> WHAT IS REQUIRED: Set down the full listing exactly, character for character.

> SUPPLIED RECORDS:
☆ ☆ ☆

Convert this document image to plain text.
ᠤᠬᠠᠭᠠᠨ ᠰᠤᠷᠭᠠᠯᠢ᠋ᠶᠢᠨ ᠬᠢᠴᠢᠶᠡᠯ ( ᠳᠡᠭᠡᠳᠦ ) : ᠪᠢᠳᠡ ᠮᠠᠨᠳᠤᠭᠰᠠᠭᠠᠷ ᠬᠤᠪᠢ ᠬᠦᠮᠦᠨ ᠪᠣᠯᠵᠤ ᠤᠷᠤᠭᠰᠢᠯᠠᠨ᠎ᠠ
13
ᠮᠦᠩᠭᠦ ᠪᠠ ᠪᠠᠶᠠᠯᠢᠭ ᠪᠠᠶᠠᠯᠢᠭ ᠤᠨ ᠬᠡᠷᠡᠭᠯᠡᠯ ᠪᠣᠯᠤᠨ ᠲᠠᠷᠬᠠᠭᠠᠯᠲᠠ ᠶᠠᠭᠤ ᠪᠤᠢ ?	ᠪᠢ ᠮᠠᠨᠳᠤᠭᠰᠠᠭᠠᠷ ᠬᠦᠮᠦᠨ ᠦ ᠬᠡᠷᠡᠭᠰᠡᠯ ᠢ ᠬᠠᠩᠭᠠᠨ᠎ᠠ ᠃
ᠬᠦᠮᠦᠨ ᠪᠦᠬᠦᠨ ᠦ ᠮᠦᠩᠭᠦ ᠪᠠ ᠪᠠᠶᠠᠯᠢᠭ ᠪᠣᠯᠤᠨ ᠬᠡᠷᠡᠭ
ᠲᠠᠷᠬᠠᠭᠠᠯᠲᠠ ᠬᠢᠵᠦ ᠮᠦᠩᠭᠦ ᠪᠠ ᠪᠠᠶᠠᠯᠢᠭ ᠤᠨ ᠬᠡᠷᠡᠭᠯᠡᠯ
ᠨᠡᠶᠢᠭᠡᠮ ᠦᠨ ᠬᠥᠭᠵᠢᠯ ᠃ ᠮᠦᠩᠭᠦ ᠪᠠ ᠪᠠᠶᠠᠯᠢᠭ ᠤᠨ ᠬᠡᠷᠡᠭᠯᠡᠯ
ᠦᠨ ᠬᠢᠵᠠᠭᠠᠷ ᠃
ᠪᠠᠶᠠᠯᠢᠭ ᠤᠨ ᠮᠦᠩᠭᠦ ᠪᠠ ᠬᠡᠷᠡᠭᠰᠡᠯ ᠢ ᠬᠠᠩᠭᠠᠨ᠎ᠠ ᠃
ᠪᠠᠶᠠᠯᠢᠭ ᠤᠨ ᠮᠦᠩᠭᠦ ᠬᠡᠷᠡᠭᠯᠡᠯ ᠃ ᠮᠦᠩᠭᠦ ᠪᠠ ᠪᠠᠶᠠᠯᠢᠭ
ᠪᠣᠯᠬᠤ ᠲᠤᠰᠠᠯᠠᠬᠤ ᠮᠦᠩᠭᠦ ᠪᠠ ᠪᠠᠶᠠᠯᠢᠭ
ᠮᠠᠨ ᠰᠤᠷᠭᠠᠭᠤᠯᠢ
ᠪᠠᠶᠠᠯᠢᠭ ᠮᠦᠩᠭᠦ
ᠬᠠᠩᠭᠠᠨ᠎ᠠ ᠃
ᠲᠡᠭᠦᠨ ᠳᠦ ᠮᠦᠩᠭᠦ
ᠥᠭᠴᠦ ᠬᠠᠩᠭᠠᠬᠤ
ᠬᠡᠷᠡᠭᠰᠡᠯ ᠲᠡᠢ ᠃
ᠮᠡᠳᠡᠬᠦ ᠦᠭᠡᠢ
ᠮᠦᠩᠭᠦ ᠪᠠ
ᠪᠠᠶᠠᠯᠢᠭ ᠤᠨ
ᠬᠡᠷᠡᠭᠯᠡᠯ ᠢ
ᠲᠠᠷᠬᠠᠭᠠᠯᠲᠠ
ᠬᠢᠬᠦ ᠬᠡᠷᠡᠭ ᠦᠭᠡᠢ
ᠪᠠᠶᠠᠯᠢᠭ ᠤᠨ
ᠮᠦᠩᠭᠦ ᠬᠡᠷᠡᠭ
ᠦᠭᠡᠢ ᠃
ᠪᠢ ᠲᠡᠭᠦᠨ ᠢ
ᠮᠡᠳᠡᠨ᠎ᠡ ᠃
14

☆ ☆ ☆

> ANSWER TO THE TASK:
Convert this document image to plain text.
ᠤᠬᠠᠭᠠᠨ ᠰᠤᠷᠭᠠᠯᠢ᠋ᠶᠢᠨ ᠬᠢᠴᠢᠶᠡᠯ ( ᠳᠡᠭᠡᠳᠦ ) : ᠪᠢᠳᠡ ᠮᠠᠨᠳᠤᠭᠰᠠᠭᠠᠷ ᠬᠤᠪᠢ ᠬᠦᠮᠦᠨ ᠪᠣᠯᠵᠤ ᠤᠷᠤᠭᠰᠢᠯᠠᠨ᠎ᠠ
13
ᠮᠦᠩᠭᠦ ᠪᠠ ᠪᠠᠶᠠᠯᠢᠭ ᠪᠠᠶᠠᠯᠢᠭ ᠤᠨ ᠬᠡᠷᠡᠭᠯᠡᠯ ᠪᠣᠯᠤᠨ ᠲᠠᠷᠬᠠᠭᠠᠯᠲᠠ ᠶᠠᠭᠤ ᠪᠤᠢ ?	ᠪᠢ ᠮᠠᠨᠳᠤᠭᠰᠠᠭᠠᠷ ᠬᠦᠮᠦᠨ ᠦ ᠬᠡᠷᠡᠭᠰᠡᠯ ᠢ ᠬᠠᠩᠭᠠᠨ᠎ᠠ ᠃
ᠬᠦᠮᠦᠨ ᠪᠦᠬᠦᠨ ᠦ ᠮᠦᠩᠭᠦ ᠪᠠ ᠪᠠᠶᠠᠯᠢᠭ ᠪᠣᠯᠤᠨ ᠬᠡᠷᠡᠭ
ᠲᠠᠷᠬᠠᠭᠠᠯᠲᠠ ᠬᠢᠵᠦ ᠮᠦᠩᠭᠦ ᠪᠠ ᠪᠠᠶᠠᠯᠢᠭ ᠤᠨ ᠬᠡᠷᠡᠭᠯᠡᠯ
ᠨᠡᠶᠢᠭᠡᠮ ᠦᠨ ᠬᠥᠭᠵᠢᠯ ᠃ ᠮᠦᠩᠭᠦ ᠪᠠ ᠪᠠᠶᠠᠯᠢᠭ ᠤᠨ ᠬᠡᠷᠡᠭᠯᠡᠯ
ᠦᠨ ᠬᠢᠵᠠᠭᠠᠷ ᠃
ᠪᠠᠶᠠᠯᠢᠭ ᠤᠨ ᠮᠦᠩᠭᠦ ᠪᠠ ᠬᠡᠷᠡᠭᠰᠡᠯ ᠢ ᠬᠠᠩᠭᠠᠨ᠎ᠠ ᠃
ᠪᠠᠶᠠᠯᠢᠭ ᠤᠨ ᠮᠦᠩᠭᠦ ᠬᠡᠷᠡᠭᠯᠡᠯ ᠃ ᠮᠦᠩᠭᠦ ᠪᠠ ᠪᠠᠶᠠᠯᠢᠭ
ᠪᠣᠯᠬᠤ ᠲᠤᠰᠠᠯᠠᠬᠤ ᠮᠦᠩᠭᠦ ᠪᠠ ᠪᠠᠶᠠᠯᠢᠭ
ᠮᠠᠨ ᠰᠤᠷᠭᠠᠭᠤᠯᠢ
ᠪᠠᠶᠠᠯᠢᠭ ᠮᠦᠩᠭᠦ
ᠬᠠᠩᠭᠠᠨ᠎ᠠ ᠃
ᠲᠡᠭᠦᠨ ᠳᠦ ᠮᠦᠩᠭᠦ
ᠥᠭᠴᠦ ᠬᠠᠩᠭᠠᠬᠤ
ᠬᠡᠷᠡᠭᠰᠡᠯ ᠲᠡᠢ ᠃
ᠮᠡᠳᠡᠬᠦ ᠦᠭᠡᠢ
ᠮᠦᠩᠭᠦ ᠪᠠ
ᠪᠠᠶᠠᠯᠢᠭ ᠤᠨ
ᠬᠡᠷᠡᠭᠯᠡᠯ ᠢ
ᠲᠠᠷᠬᠠᠭᠠᠯᠲᠠ
ᠬᠢᠬᠦ ᠬᠡᠷᠡᠭ ᠦᠭᠡᠢ
ᠪᠠᠶᠠᠯᠢᠭ ᠤᠨ
ᠮᠦᠩᠭᠦ ᠬᠡᠷᠡᠭ
ᠦᠭᠡᠢ ᠃
ᠪᠢ ᠲᠡᠭᠦᠨ ᠢ
ᠮᠡᠳᠡᠨ᠎ᠡ ᠃
14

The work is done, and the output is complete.